STATED EXERCISE: Reproduce this listing in full.

GIVEN RECORDS:
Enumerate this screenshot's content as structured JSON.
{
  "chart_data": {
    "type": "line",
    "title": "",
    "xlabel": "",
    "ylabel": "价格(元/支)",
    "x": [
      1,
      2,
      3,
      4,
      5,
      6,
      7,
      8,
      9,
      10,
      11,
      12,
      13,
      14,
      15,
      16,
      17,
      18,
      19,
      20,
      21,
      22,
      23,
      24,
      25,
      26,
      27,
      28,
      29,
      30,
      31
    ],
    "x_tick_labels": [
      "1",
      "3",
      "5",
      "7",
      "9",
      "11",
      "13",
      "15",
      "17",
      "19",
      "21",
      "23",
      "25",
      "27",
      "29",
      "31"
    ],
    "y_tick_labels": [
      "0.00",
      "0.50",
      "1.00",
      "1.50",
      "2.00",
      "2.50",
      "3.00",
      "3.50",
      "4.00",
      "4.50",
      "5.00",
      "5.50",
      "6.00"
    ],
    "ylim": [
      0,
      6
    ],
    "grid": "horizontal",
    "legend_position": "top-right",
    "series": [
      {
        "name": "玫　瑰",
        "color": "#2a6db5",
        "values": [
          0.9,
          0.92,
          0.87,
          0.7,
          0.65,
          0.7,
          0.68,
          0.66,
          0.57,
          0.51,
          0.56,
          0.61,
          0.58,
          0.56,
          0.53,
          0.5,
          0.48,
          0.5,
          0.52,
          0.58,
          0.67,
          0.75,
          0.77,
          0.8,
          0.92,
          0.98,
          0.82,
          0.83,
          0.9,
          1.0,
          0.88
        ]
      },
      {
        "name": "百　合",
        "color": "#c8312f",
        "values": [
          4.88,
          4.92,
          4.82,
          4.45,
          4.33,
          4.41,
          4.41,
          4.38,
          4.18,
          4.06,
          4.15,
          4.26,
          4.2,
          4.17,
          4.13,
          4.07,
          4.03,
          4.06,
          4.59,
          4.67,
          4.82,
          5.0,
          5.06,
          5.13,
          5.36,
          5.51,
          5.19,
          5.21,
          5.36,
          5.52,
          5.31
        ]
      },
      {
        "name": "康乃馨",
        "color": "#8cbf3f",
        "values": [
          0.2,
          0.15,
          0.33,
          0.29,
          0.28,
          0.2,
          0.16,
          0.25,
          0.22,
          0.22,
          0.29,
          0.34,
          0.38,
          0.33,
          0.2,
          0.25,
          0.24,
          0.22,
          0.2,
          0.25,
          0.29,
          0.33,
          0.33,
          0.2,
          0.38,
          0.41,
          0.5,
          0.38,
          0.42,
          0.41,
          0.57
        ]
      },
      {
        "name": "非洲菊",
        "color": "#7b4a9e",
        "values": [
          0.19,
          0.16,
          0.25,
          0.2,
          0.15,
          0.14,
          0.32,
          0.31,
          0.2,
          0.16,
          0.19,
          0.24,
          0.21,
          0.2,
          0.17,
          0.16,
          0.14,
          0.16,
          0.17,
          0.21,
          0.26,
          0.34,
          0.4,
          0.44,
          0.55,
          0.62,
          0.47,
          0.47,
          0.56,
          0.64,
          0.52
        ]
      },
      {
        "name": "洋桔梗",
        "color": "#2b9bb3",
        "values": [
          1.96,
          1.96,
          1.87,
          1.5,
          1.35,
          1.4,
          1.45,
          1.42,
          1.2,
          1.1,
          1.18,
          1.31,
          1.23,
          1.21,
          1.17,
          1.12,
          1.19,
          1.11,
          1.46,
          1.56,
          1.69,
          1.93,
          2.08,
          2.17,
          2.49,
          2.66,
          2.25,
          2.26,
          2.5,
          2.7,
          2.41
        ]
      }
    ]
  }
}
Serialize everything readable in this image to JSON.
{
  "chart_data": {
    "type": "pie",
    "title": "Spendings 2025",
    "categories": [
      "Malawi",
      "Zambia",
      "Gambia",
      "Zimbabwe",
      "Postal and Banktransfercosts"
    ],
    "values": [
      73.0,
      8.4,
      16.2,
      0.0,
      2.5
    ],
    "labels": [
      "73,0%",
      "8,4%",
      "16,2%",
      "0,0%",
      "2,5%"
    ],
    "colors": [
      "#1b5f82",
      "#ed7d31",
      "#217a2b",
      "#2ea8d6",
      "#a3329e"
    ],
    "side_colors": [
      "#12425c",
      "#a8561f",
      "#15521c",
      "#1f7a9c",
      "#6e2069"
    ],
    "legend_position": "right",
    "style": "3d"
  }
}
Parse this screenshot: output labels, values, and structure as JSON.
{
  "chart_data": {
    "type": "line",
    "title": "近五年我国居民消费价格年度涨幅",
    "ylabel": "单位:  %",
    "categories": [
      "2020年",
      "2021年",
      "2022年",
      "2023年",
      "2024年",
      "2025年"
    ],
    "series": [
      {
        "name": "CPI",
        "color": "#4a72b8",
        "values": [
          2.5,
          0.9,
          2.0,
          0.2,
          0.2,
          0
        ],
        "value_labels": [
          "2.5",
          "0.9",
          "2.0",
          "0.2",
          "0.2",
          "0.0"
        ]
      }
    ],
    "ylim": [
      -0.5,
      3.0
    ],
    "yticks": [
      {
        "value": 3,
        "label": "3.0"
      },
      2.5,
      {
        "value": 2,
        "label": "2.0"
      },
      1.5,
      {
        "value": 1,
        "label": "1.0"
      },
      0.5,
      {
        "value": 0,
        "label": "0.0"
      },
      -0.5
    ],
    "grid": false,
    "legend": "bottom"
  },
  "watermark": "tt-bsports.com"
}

PROBLEM SOLUTION:
Enumerate this screenshot's content as structured JSON.
{
  "chart_data": {
    "type": "line",
    "title": "",
    "xlabel": "",
    "ylabel": "价格(元/支)",
    "x": [
      1,
      2,
      3,
      4,
      5,
      6,
      7,
      8,
      9,
      10,
      11,
      12,
      13,
      14,
      15,
      16,
      17,
      18,
      19,
      20,
      21,
      22,
      23,
      24,
      25,
      26,
      27,
      28,
      29,
      30,
      31
    ],
    "x_tick_labels": [
      "1",
      "3",
      "5",
      "7",
      "9",
      "11",
      "13",
      "15",
      "17",
      "19",
      "21",
      "23",
      "25",
      "27",
      "29",
      "31"
    ],
    "y_tick_labels": [
      "0.00",
      "0.50",
      "1.00",
      "1.50",
      "2.00",
      "2.50",
      "3.00",
      "3.50",
      "4.00",
      "4.50",
      "5.00",
      "5.50",
      "6.00"
    ],
    "ylim": [
      0,
      6
    ],
    "grid": "horizontal",
    "legend_position": "top-right",
    "series": [
      {
        "name": "玫　瑰",
        "color": "#2a6db5",
        "values": [
          0.9,
          0.92,
          0.87,
          0.7,
          0.65,
          0.7,
          0.68,
          0.66,
          0.57,
          0.51,
          0.56,
          0.61,
          0.58,
          0.56,
          0.53,
          0.5,
          0.48,
          0.5,
          0.52,
          0.58,
          0.67,
          0.75,
          0.77,
          0.8,
          0.92,
          0.98,
          0.82,
          0.83,
          0.9,
          1.0,
          0.88
        ]
      },
      {
        "name": "百　合",
        "color": "#c8312f",
        "values": [
          4.88,
          4.92,
          4.82,
          4.45,
          4.33,
          4.41,
          4.41,
          4.38,
          4.18,
          4.06,
          4.15,
          4.26,
          4.2,
          4.17,
          4.13,
          4.07,
          4.03,
          4.06,
          4.59,
          4.67,
          4.82,
          5.0,
          5.06,
          5.13,
          5.36,
          5.51,
          5.19,
          5.21,
          5.36,
          5.52,
          5.31
        ]
      },
      {
        "name": "康乃馨",
        "color": "#8cbf3f",
        "values": [
          0.2,
          0.15,
          0.33,
          0.29,
          0.28,
          0.2,
          0.16,
          0.25,
          0.22,
          0.22,
          0.29,
          0.34,
          0.38,
          0.33,
          0.2,
          0.25,
          0.24,
          0.22,
          0.2,
          0.25,
          0.29,
          0.33,
          0.33,
          0.2,
          0.38,
          0.41,
          0.5,
          0.38,
          0.42,
          0.41,
          0.57
        ]
      },
      {
        "name": "非洲菊",
        "color": "#7b4a9e",
        "values": [
          0.19,
          0.16,
          0.25,
          0.2,
          0.15,
          0.14,
          0.32,
          0.31,
          0.2,
          0.16,
          0.19,
          0.24,
          0.21,
          0.2,
          0.17,
          0.16,
          0.14,
          0.16,
          0.17,
          0.21,
          0.26,
          0.34,
          0.4,
          0.44,
          0.55,
          0.62,
          0.47,
          0.47,
          0.56,
          0.64,
          0.52
        ]
      },
      {
        "name": "洋桔梗",
        "color": "#2b9bb3",
        "values": [
          1.96,
          1.96,
          1.87,
          1.5,
          1.35,
          1.4,
          1.45,
          1.42,
          1.2,
          1.1,
          1.18,
          1.31,
          1.23,
          1.21,
          1.17,
          1.12,
          1.19,
          1.11,
          1.46,
          1.56,
          1.69,
          1.93,
          2.08,
          2.17,
          2.49,
          2.66,
          2.25,
          2.26,
          2.5,
          2.7,
          2.41
        ]
      }
    ]
  }
}
Serialize everything readable in this image to JSON.
{
  "chart_data": {
    "type": "pie",
    "title": "Spendings 2025",
    "categories": [
      "Malawi",
      "Zambia",
      "Gambia",
      "Zimbabwe",
      "Postal and Banktransfercosts"
    ],
    "values": [
      73.0,
      8.4,
      16.2,
      0.0,
      2.5
    ],
    "labels": [
      "73,0%",
      "8,4%",
      "16,2%",
      "0,0%",
      "2,5%"
    ],
    "colors": [
      "#1b5f82",
      "#ed7d31",
      "#217a2b",
      "#2ea8d6",
      "#a3329e"
    ],
    "side_colors": [
      "#12425c",
      "#a8561f",
      "#15521c",
      "#1f7a9c",
      "#6e2069"
    ],
    "legend_position": "right",
    "style": "3d"
  }
}
Parse this screenshot: output labels, values, and structure as JSON.
{
  "chart_data": {
    "type": "line",
    "title": "近五年我国居民消费价格年度涨幅",
    "ylabel": "单位:  %",
    "categories": [
      "2020年",
      "2021年",
      "2022年",
      "2023年",
      "2024年",
      "2025年"
    ],
    "series": [
      {
        "name": "CPI",
        "color": "#4a72b8",
        "values": [
          2.5,
          0.9,
          2.0,
          0.2,
          0.2,
          0
        ],
        "value_labels": [
          "2.5",
          "0.9",
          "2.0",
          "0.2",
          "0.2",
          "0.0"
        ]
      }
    ],
    "ylim": [
      -0.5,
      3.0
    ],
    "yticks": [
      {
        "value": 3,
        "label": "3.0"
      },
      2.5,
      {
        "value": 2,
        "label": "2.0"
      },
      1.5,
      {
        "value": 1,
        "label": "1.0"
      },
      0.5,
      {
        "value": 0,
        "label": "0.0"
      },
      -0.5
    ],
    "grid": false,
    "legend": "bottom"
  },
  "watermark": "tt-bsports.com"
}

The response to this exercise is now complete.